Collected data
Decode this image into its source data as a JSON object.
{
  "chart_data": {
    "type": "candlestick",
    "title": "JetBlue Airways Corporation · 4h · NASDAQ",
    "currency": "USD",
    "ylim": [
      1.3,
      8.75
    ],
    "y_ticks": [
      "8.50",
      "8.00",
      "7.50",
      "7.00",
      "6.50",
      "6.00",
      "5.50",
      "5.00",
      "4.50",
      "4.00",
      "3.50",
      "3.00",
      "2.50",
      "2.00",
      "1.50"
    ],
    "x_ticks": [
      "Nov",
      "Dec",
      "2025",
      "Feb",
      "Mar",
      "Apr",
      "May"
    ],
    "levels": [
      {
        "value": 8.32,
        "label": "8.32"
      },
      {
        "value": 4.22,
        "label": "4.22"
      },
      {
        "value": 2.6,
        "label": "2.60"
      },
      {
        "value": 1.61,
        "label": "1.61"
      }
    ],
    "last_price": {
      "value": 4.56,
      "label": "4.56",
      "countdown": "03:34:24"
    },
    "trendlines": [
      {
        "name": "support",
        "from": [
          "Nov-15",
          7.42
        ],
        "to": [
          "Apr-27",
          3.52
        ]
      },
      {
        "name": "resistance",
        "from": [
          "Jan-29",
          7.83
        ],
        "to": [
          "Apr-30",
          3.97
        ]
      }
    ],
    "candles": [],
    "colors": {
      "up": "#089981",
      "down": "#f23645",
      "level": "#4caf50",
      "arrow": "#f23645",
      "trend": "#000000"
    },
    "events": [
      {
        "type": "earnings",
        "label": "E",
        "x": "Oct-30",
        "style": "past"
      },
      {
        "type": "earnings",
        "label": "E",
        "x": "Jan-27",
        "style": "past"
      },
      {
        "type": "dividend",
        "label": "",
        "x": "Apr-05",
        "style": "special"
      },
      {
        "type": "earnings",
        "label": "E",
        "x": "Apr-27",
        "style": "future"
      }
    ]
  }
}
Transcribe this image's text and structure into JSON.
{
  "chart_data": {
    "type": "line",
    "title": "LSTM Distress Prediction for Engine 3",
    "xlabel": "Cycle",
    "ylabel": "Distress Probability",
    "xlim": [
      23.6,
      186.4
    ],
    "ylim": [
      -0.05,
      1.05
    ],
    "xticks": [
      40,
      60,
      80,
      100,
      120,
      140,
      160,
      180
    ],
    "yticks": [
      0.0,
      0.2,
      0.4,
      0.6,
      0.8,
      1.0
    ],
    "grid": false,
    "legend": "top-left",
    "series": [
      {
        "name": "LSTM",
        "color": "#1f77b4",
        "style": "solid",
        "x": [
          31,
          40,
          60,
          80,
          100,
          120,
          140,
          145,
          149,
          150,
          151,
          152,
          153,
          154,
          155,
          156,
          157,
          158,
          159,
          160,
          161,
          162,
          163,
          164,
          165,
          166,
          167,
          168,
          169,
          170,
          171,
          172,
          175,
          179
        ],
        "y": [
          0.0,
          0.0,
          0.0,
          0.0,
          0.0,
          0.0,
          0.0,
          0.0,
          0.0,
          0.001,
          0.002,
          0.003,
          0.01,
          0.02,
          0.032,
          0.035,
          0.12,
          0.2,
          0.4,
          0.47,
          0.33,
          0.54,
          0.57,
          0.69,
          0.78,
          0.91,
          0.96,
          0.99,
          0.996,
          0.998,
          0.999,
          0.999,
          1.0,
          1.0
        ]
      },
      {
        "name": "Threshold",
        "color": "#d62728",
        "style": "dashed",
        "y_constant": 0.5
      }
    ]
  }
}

■ **What is being asked**: Extract every entry above as it appears.

■ **Correct result**:
Decode this image into its source data as a JSON object.
{
  "chart_data": {
    "type": "candlestick",
    "title": "JetBlue Airways Corporation · 4h · NASDAQ",
    "currency": "USD",
    "ylim": [
      1.3,
      8.75
    ],
    "y_ticks": [
      "8.50",
      "8.00",
      "7.50",
      "7.00",
      "6.50",
      "6.00",
      "5.50",
      "5.00",
      "4.50",
      "4.00",
      "3.50",
      "3.00",
      "2.50",
      "2.00",
      "1.50"
    ],
    "x_ticks": [
      "Nov",
      "Dec",
      "2025",
      "Feb",
      "Mar",
      "Apr",
      "May"
    ],
    "levels": [
      {
        "value": 8.32,
        "label": "8.32"
      },
      {
        "value": 4.22,
        "label": "4.22"
      },
      {
        "value": 2.6,
        "label": "2.60"
      },
      {
        "value": 1.61,
        "label": "1.61"
      }
    ],
    "last_price": {
      "value": 4.56,
      "label": "4.56",
      "countdown": "03:34:24"
    },
    "trendlines": [
      {
        "name": "support",
        "from": [
          "Nov-15",
          7.42
        ],
        "to": [
          "Apr-27",
          3.52
        ]
      },
      {
        "name": "resistance",
        "from": [
          "Jan-29",
          7.83
        ],
        "to": [
          "Apr-30",
          3.97
        ]
      }
    ],
    "candles": [],
    "colors": {
      "up": "#089981",
      "down": "#f23645",
      "level": "#4caf50",
      "arrow": "#f23645",
      "trend": "#000000"
    },
    "events": [
      {
        "type": "earnings",
        "label": "E",
        "x": "Oct-30",
        "style": "past"
      },
      {
        "type": "earnings",
        "label": "E",
        "x": "Jan-27",
        "style": "past"
      },
      {
        "type": "dividend",
        "label": "",
        "x": "Apr-05",
        "style": "special"
      },
      {
        "type": "earnings",
        "label": "E",
        "x": "Apr-27",
        "style": "future"
      }
    ]
  }
}
Transcribe this image's text and structure into JSON.
{
  "chart_data": {
    "type": "line",
    "title": "LSTM Distress Prediction for Engine 3",
    "xlabel": "Cycle",
    "ylabel": "Distress Probability",
    "xlim": [
      23.6,
      186.4
    ],
    "ylim": [
      -0.05,
      1.05
    ],
    "xticks": [
      40,
      60,
      80,
      100,
      120,
      140,
      160,
      180
    ],
    "yticks": [
      0.0,
      0.2,
      0.4,
      0.6,
      0.8,
      1.0
    ],
    "grid": false,
    "legend": "top-left",
    "series": [
      {
        "name": "LSTM",
        "color": "#1f77b4",
        "style": "solid",
        "x": [
          31,
          40,
          60,
          80,
          100,
          120,
          140,
          145,
          149,
          150,
          151,
          152,
          153,
          154,
          155,
          156,
          157,
          158,
          159,
          160,
          161,
          162,
          163,
          164,
          165,
          166,
          167,
          168,
          169,
          170,
          171,
          172,
          175,
          179
        ],
        "y": [
          0.0,
          0.0,
          0.0,
          0.0,
          0.0,
          0.0,
          0.0,
          0.0,
          0.0,
          0.001,
          0.002,
          0.003,
          0.01,
          0.02,
          0.032,
          0.035,
          0.12,
          0.2,
          0.4,
          0.47,
          0.33,
          0.54,
          0.57,
          0.69,
          0.78,
          0.91,
          0.96,
          0.99,
          0.996,
          0.998,
          0.999,
          0.999,
          1.0,
          1.0
        ]
      },
      {
        "name": "Threshold",
        "color": "#d62728",
        "style": "dashed",
        "y_constant": 0.5
      }
    ]
  }
}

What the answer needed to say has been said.